TASK REQUIREMENTS » If a line of the data below holds the word "LMWP", list it.

EXTRACTED RECORDS »
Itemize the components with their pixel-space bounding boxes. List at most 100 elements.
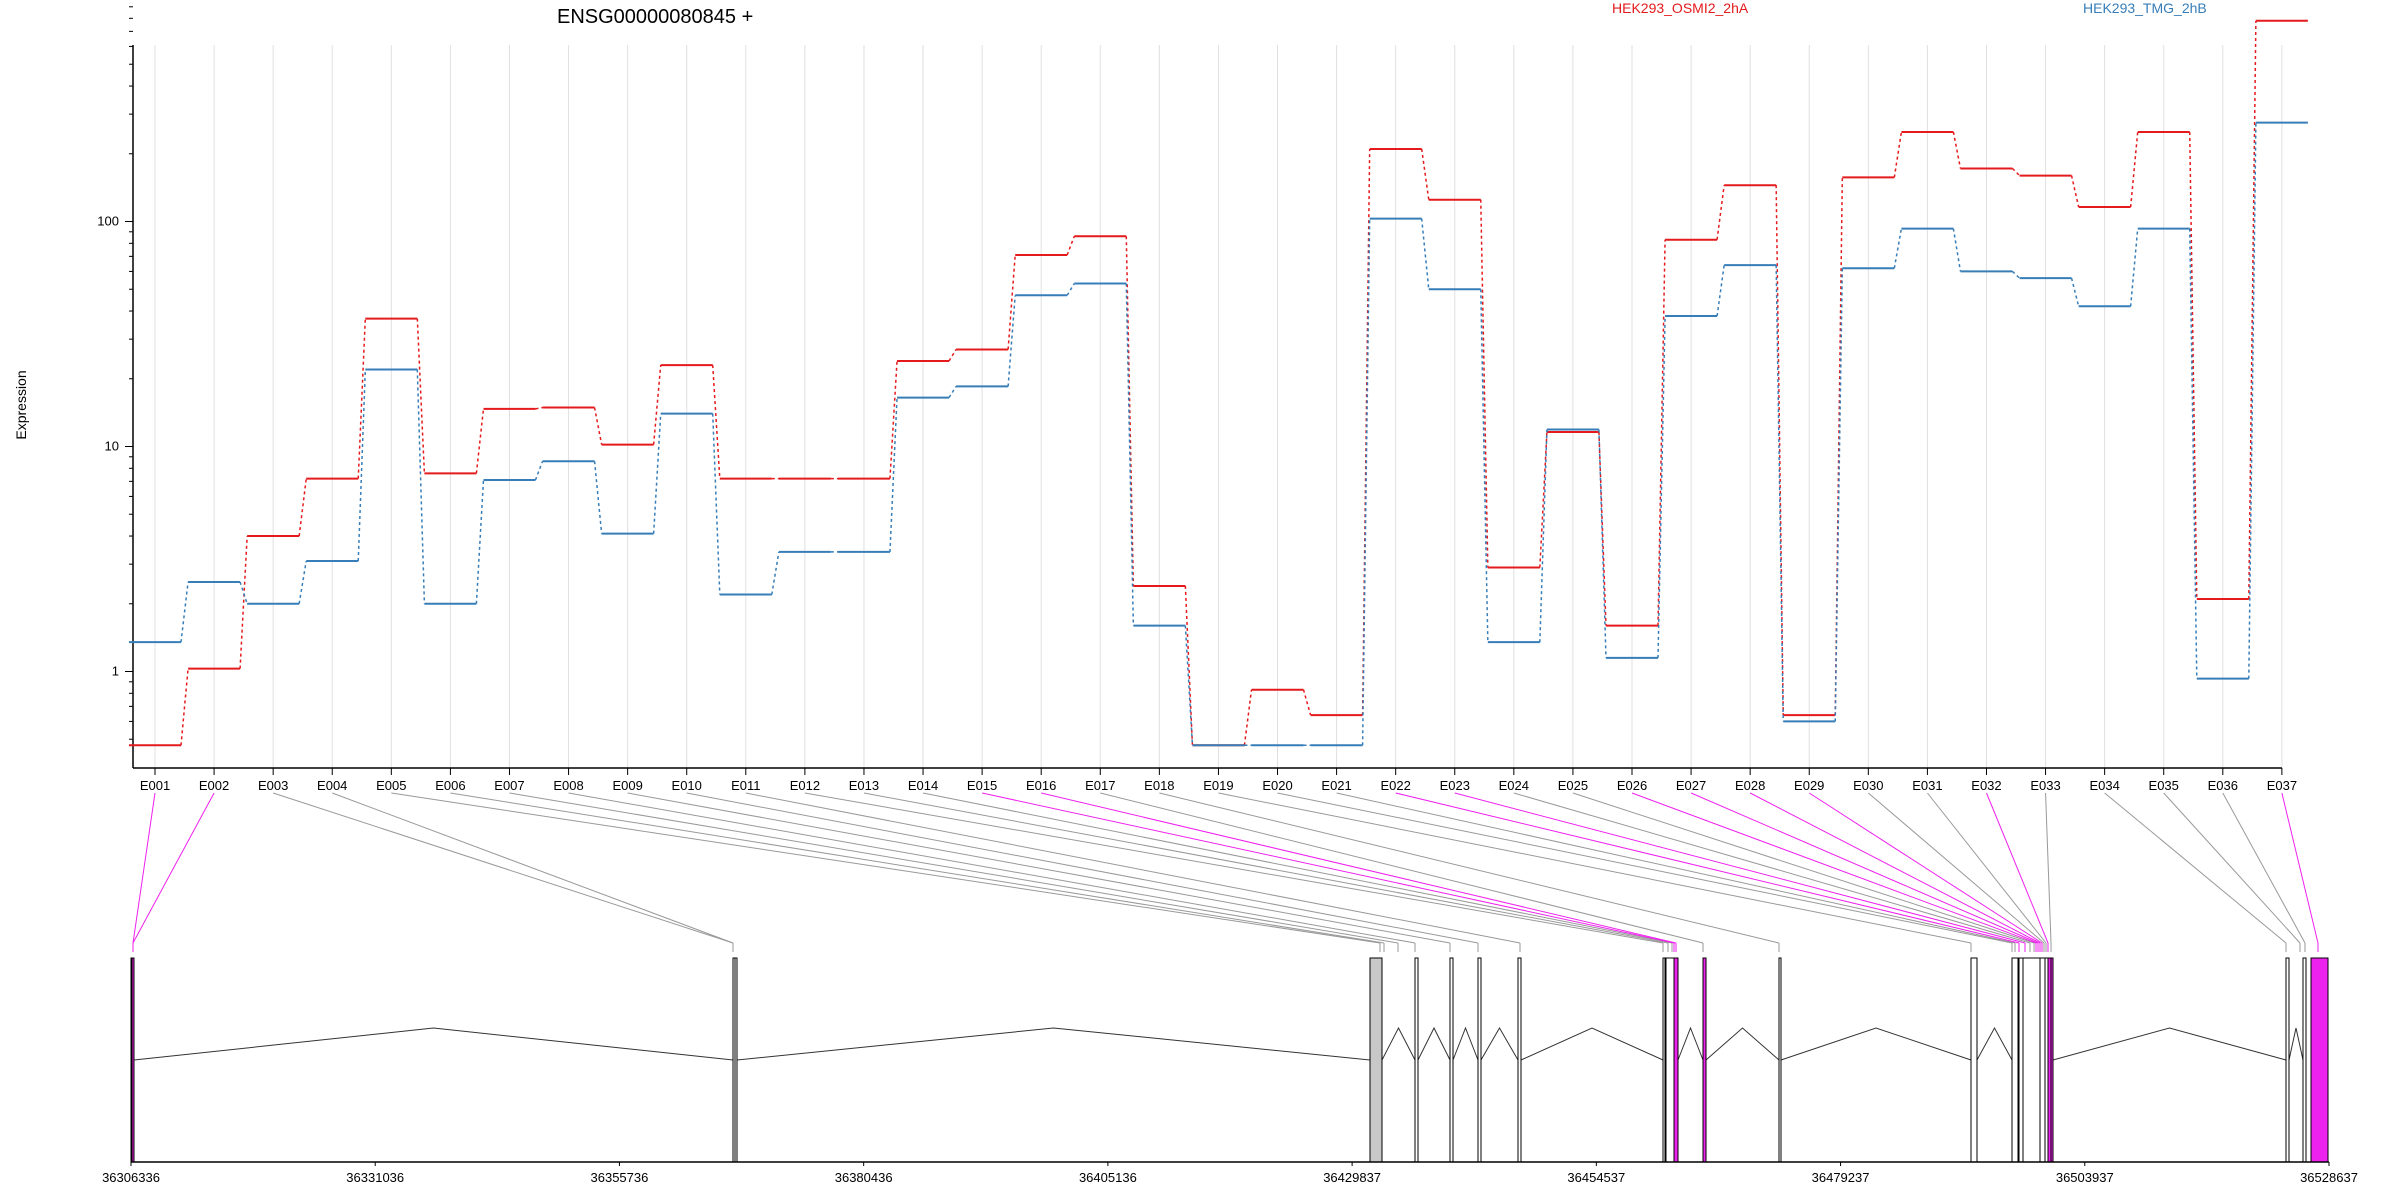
connector-E030 xyxy=(1867,792,2045,944)
exon-block xyxy=(1369,957,1383,1163)
connector-E032 xyxy=(1986,792,2049,944)
step-E034 xyxy=(2129,131,2139,208)
genomic-tick-label: 36380436 xyxy=(835,1170,893,1185)
x-tick-label-E023: E023 xyxy=(1440,778,1470,793)
x-tick-label-E012: E012 xyxy=(790,778,820,793)
intron xyxy=(2288,1027,2304,1061)
step-E019 xyxy=(1243,689,1253,746)
exon-block xyxy=(1414,957,1419,1163)
step-E006 xyxy=(475,479,485,604)
step-E008 xyxy=(593,461,603,534)
y-tick-label: 10 xyxy=(105,439,119,454)
step-E026 xyxy=(1657,316,1666,658)
step-E014 xyxy=(948,349,957,362)
exon-block xyxy=(1662,957,1666,1163)
step-E013 xyxy=(889,360,898,479)
step-E035 xyxy=(2188,228,2198,679)
step-E030 xyxy=(1893,131,1903,178)
step-E008 xyxy=(593,407,603,445)
step-E036 xyxy=(2248,122,2257,679)
exon-block xyxy=(1449,957,1454,1163)
step-E002 xyxy=(239,581,248,604)
gridlines xyxy=(154,45,2283,768)
connector-E022 xyxy=(1395,792,2020,944)
intron xyxy=(1976,1026,2013,1061)
x-tick-label-E031: E031 xyxy=(1912,778,1942,793)
x-tick-label-E030: E030 xyxy=(1853,778,1883,793)
genomic-tick-label: 36528637 xyxy=(2300,1170,2358,1185)
step-E003 xyxy=(298,478,307,537)
connector-E006 xyxy=(450,792,1385,944)
x-tick-label-E008: E008 xyxy=(553,778,583,793)
connector-E018 xyxy=(1159,792,1780,944)
step-E004 xyxy=(357,369,367,561)
connector-E002 xyxy=(132,792,215,944)
step-E018 xyxy=(1184,585,1194,746)
step-E020 xyxy=(1302,689,1312,716)
connector-E008 xyxy=(568,792,1416,944)
step-E036 xyxy=(2248,20,2257,600)
x-axis: E001 E002 E003 E004 E005 E006 E007 E008 E009 E010… xyxy=(133,767,2297,793)
x-tick-label-E034: E034 xyxy=(2089,778,2119,793)
x-tick-label-E032: E032 xyxy=(1971,778,2001,793)
connector-E024 xyxy=(1513,792,2031,944)
step-E009 xyxy=(652,365,662,445)
intron xyxy=(2052,1027,2287,1061)
x-tick-label-E014: E014 xyxy=(908,778,938,793)
connector-E017 xyxy=(1100,792,1704,944)
connector-E033 xyxy=(2045,792,2052,944)
step-E003 xyxy=(298,560,307,604)
connector-E003 xyxy=(273,792,734,944)
step-E011 xyxy=(771,551,780,595)
step-E026 xyxy=(1657,239,1666,626)
step-E001 xyxy=(180,581,189,643)
x-tick-label-E022: E022 xyxy=(1380,778,1410,793)
connector-E036 xyxy=(2222,792,2306,944)
exon-block xyxy=(734,957,738,1163)
x-tick-label-E018: E018 xyxy=(1144,778,1174,793)
step-E028 xyxy=(1775,265,1784,722)
step-E027 xyxy=(1716,265,1725,317)
step-E022 xyxy=(1420,218,1430,290)
connector-E037 xyxy=(2281,792,2319,944)
connector-E035 xyxy=(2163,792,2301,944)
exon-block xyxy=(2302,957,2307,1163)
x-tick-label-E005: E005 xyxy=(376,778,406,793)
x-tick-label-E009: E009 xyxy=(612,778,642,793)
step-E010 xyxy=(711,413,721,595)
genomic-tick-label: 36306336 xyxy=(102,1170,160,1185)
step-E007 xyxy=(534,460,544,481)
y-axis: 1 10 100 xyxy=(97,6,134,768)
connector-E034 xyxy=(2104,792,2287,944)
connector-E015 xyxy=(982,792,1675,944)
step-E021 xyxy=(1361,218,1371,746)
genomic-axis: 36306336 36331036 36355736 36380436 36405136… xyxy=(102,1161,2358,1185)
x-tick-label-E024: E024 xyxy=(1499,778,1529,793)
x-tick-label-E002: E002 xyxy=(199,778,229,793)
x-tick-label-E007: E007 xyxy=(494,778,524,793)
connector-E012 xyxy=(804,792,1664,944)
connector-E013 xyxy=(863,792,1669,944)
connector-E023 xyxy=(1454,792,2026,944)
genomic-tick-label: 36429837 xyxy=(1323,1170,1381,1185)
y-axis-label: Expression xyxy=(13,370,29,439)
exon-block xyxy=(131,957,135,1163)
x-tick-label-E011: E011 xyxy=(731,778,760,793)
step-E016 xyxy=(1066,235,1075,256)
x-tick-label-E033: E033 xyxy=(2030,778,2060,793)
intron xyxy=(1417,1026,1451,1061)
intron xyxy=(1677,1026,1704,1061)
step-E006 xyxy=(475,408,485,474)
x-tick-label-E017: E017 xyxy=(1085,778,1115,793)
step-E005 xyxy=(416,318,426,474)
x-tick-label-E026: E026 xyxy=(1617,778,1647,793)
step-E027 xyxy=(1716,185,1725,240)
genomic-tick-label: 36479237 xyxy=(1812,1170,1870,1185)
x-tick-label-E016: E016 xyxy=(1026,778,1056,793)
step-E001 xyxy=(180,668,189,746)
intron xyxy=(1520,1027,1664,1061)
step-E015 xyxy=(1007,254,1016,350)
step-E016 xyxy=(1066,283,1075,296)
connector-E019 xyxy=(1218,792,1972,944)
connector-E020 xyxy=(1277,792,2013,944)
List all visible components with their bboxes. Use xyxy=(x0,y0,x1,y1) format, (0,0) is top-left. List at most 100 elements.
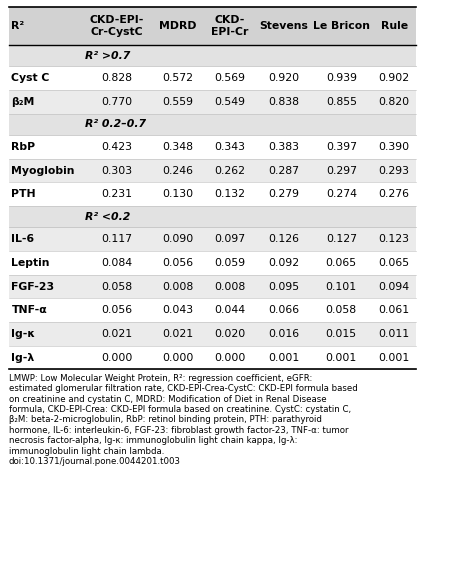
Text: 0.297: 0.297 xyxy=(326,166,357,176)
Text: 0.939: 0.939 xyxy=(326,73,357,83)
Text: IL-6: IL-6 xyxy=(11,234,35,244)
Text: 0.056: 0.056 xyxy=(162,258,193,268)
Text: 0.001: 0.001 xyxy=(268,352,299,363)
Text: 0.000: 0.000 xyxy=(101,352,133,363)
Text: 0.016: 0.016 xyxy=(268,329,299,339)
Text: 0.021: 0.021 xyxy=(101,329,133,339)
Text: PTH: PTH xyxy=(11,189,36,199)
Text: Stevens: Stevens xyxy=(259,21,308,31)
Text: 0.065: 0.065 xyxy=(379,258,410,268)
Bar xyxy=(9,45,416,66)
Text: 0.056: 0.056 xyxy=(101,305,133,315)
Text: 0.549: 0.549 xyxy=(215,97,246,107)
Bar xyxy=(9,251,416,275)
Text: 0.828: 0.828 xyxy=(101,73,133,83)
Text: 0.343: 0.343 xyxy=(215,142,246,152)
Text: 0.423: 0.423 xyxy=(101,142,133,152)
Text: 0.066: 0.066 xyxy=(268,305,299,315)
Text: 0.000: 0.000 xyxy=(162,352,193,363)
Text: 0.000: 0.000 xyxy=(214,352,246,363)
Bar xyxy=(9,322,416,346)
Text: 0.276: 0.276 xyxy=(379,189,410,199)
Text: 0.011: 0.011 xyxy=(379,329,410,339)
Text: 0.855: 0.855 xyxy=(326,97,357,107)
Text: 0.001: 0.001 xyxy=(326,352,357,363)
Text: R² <0.2: R² <0.2 xyxy=(85,212,130,222)
Text: 0.902: 0.902 xyxy=(379,73,410,83)
Text: 0.569: 0.569 xyxy=(215,73,246,83)
Text: 0.920: 0.920 xyxy=(268,73,299,83)
Bar xyxy=(9,227,416,251)
Text: 0.065: 0.065 xyxy=(326,258,357,268)
Bar xyxy=(9,298,416,322)
Text: 0.101: 0.101 xyxy=(326,282,357,292)
Text: 0.383: 0.383 xyxy=(268,142,299,152)
Bar xyxy=(9,346,416,369)
Text: 0.044: 0.044 xyxy=(215,305,246,315)
Text: 0.094: 0.094 xyxy=(379,282,410,292)
Text: 0.559: 0.559 xyxy=(162,97,193,107)
Text: R² 0.2–0.7: R² 0.2–0.7 xyxy=(85,119,146,129)
Text: 0.092: 0.092 xyxy=(268,258,299,268)
Text: Myoglobin: Myoglobin xyxy=(11,166,75,176)
Text: Ig-κ: Ig-κ xyxy=(11,329,36,339)
Text: 0.008: 0.008 xyxy=(162,282,193,292)
Text: MDRD: MDRD xyxy=(159,21,197,31)
Text: LMWP: Low Molecular Weight Protein, R²: regression coefficient, eGFR:
estimated : LMWP: Low Molecular Weight Protein, R²: … xyxy=(9,374,357,466)
Bar xyxy=(9,114,416,135)
Text: 0.287: 0.287 xyxy=(268,166,299,176)
Text: R²: R² xyxy=(11,21,25,31)
Text: Rule: Rule xyxy=(381,21,408,31)
Text: 0.231: 0.231 xyxy=(101,189,133,199)
Text: 0.001: 0.001 xyxy=(379,352,410,363)
Text: 0.090: 0.090 xyxy=(162,234,193,244)
Text: 0.246: 0.246 xyxy=(162,166,193,176)
Bar xyxy=(9,206,416,227)
Text: FGF-23: FGF-23 xyxy=(11,282,55,292)
Text: 0.084: 0.084 xyxy=(101,258,133,268)
Text: RbP: RbP xyxy=(11,142,36,152)
Text: TNF-α: TNF-α xyxy=(11,305,47,315)
Bar xyxy=(9,159,416,182)
Text: 0.348: 0.348 xyxy=(162,142,193,152)
Bar xyxy=(9,182,416,206)
Text: 0.130: 0.130 xyxy=(162,189,193,199)
Text: 0.127: 0.127 xyxy=(326,234,357,244)
Text: 0.397: 0.397 xyxy=(326,142,357,152)
Text: 0.279: 0.279 xyxy=(268,189,299,199)
Text: 0.262: 0.262 xyxy=(215,166,246,176)
Bar xyxy=(9,66,416,90)
Text: 0.303: 0.303 xyxy=(101,166,133,176)
Bar xyxy=(9,90,416,114)
Text: 0.061: 0.061 xyxy=(379,305,410,315)
Text: 0.020: 0.020 xyxy=(215,329,246,339)
Text: 0.126: 0.126 xyxy=(268,234,299,244)
Text: CKD-EPI-
Cr-CystC: CKD-EPI- Cr-CystC xyxy=(90,15,144,37)
Bar xyxy=(9,275,416,298)
Text: 0.059: 0.059 xyxy=(215,258,246,268)
Text: Cyst C: Cyst C xyxy=(11,73,50,83)
Text: Leptin: Leptin xyxy=(11,258,50,268)
Text: Ig-λ: Ig-λ xyxy=(11,352,35,363)
Bar xyxy=(9,135,416,159)
Text: 0.058: 0.058 xyxy=(101,282,133,292)
Text: 0.043: 0.043 xyxy=(162,305,193,315)
Text: 0.390: 0.390 xyxy=(379,142,410,152)
Text: 0.274: 0.274 xyxy=(326,189,357,199)
Text: β₂M: β₂M xyxy=(11,97,35,107)
Text: R² >0.7: R² >0.7 xyxy=(85,51,130,61)
Text: Le Bricon: Le Bricon xyxy=(313,21,370,31)
Text: CKD-
EPI-Cr: CKD- EPI-Cr xyxy=(211,15,249,37)
Text: 0.838: 0.838 xyxy=(268,97,299,107)
Text: 0.021: 0.021 xyxy=(162,329,193,339)
Text: 0.293: 0.293 xyxy=(379,166,410,176)
Text: 0.117: 0.117 xyxy=(101,234,133,244)
Text: 0.770: 0.770 xyxy=(101,97,133,107)
Text: 0.820: 0.820 xyxy=(379,97,410,107)
Text: 0.058: 0.058 xyxy=(326,305,357,315)
Text: 0.095: 0.095 xyxy=(268,282,299,292)
Text: 0.097: 0.097 xyxy=(215,234,246,244)
Text: 0.572: 0.572 xyxy=(162,73,193,83)
Text: 0.015: 0.015 xyxy=(326,329,357,339)
Bar xyxy=(9,7,416,45)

RESPONSE BOX »
Text: LMWP: Low Molecular Weight Protein, R²: regression coefficient, eGFR:
estimated : LMWP: Low Molecular Weight Protein, R²: … xyxy=(9,374,357,466)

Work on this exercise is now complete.